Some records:
■ ■ ■ ■ ■ ■ ■

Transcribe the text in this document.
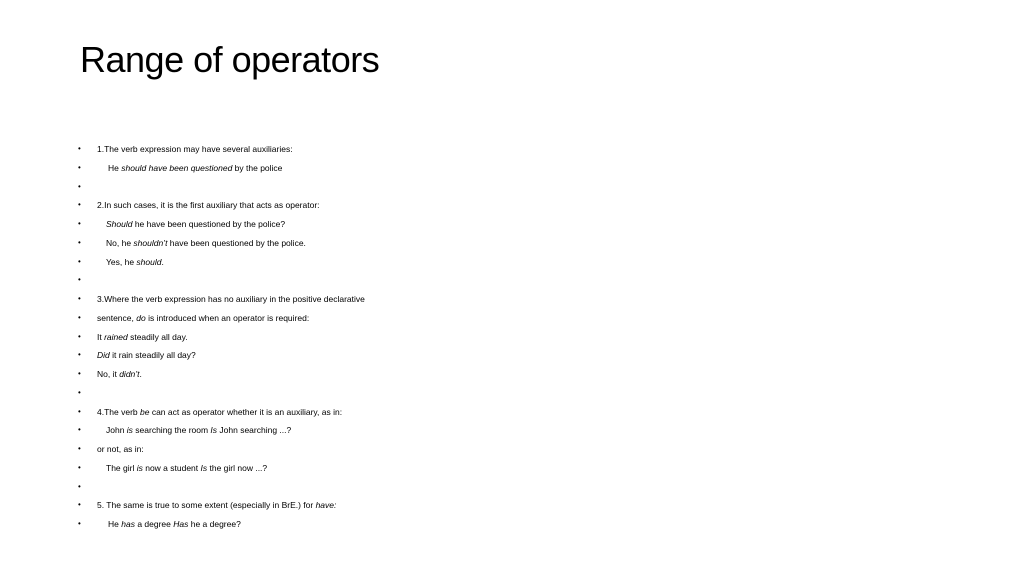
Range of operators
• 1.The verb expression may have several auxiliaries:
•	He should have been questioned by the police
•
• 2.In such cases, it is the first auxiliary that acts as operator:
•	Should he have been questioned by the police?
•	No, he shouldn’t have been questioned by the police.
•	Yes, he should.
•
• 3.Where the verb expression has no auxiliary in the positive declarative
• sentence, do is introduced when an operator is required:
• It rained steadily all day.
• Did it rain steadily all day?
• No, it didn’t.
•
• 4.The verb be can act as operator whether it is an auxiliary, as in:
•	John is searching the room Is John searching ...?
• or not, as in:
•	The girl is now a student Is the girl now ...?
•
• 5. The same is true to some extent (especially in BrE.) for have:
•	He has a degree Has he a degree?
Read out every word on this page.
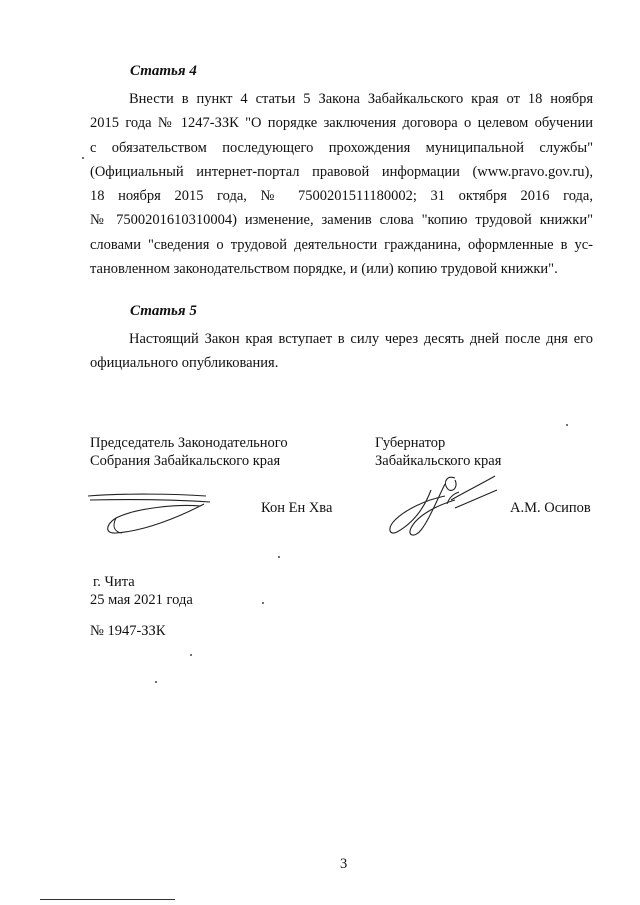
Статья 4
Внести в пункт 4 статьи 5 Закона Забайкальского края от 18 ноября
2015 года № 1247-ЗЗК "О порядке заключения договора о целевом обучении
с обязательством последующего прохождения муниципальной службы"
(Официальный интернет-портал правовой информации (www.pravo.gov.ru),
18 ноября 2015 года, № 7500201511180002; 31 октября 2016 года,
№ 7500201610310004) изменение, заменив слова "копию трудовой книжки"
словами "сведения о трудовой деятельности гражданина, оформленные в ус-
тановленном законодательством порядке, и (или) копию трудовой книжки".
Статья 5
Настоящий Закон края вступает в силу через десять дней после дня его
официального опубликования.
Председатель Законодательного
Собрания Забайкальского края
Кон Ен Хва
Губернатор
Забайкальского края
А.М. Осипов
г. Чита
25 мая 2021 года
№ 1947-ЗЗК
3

■ ■ ■ ■ ■ ■ ■

- _YOUR OBJECTIVE_
Identify how many lines in the entries above contain the word "steadily" and provide only that figure.

- _RESULT OF THE TASK_
2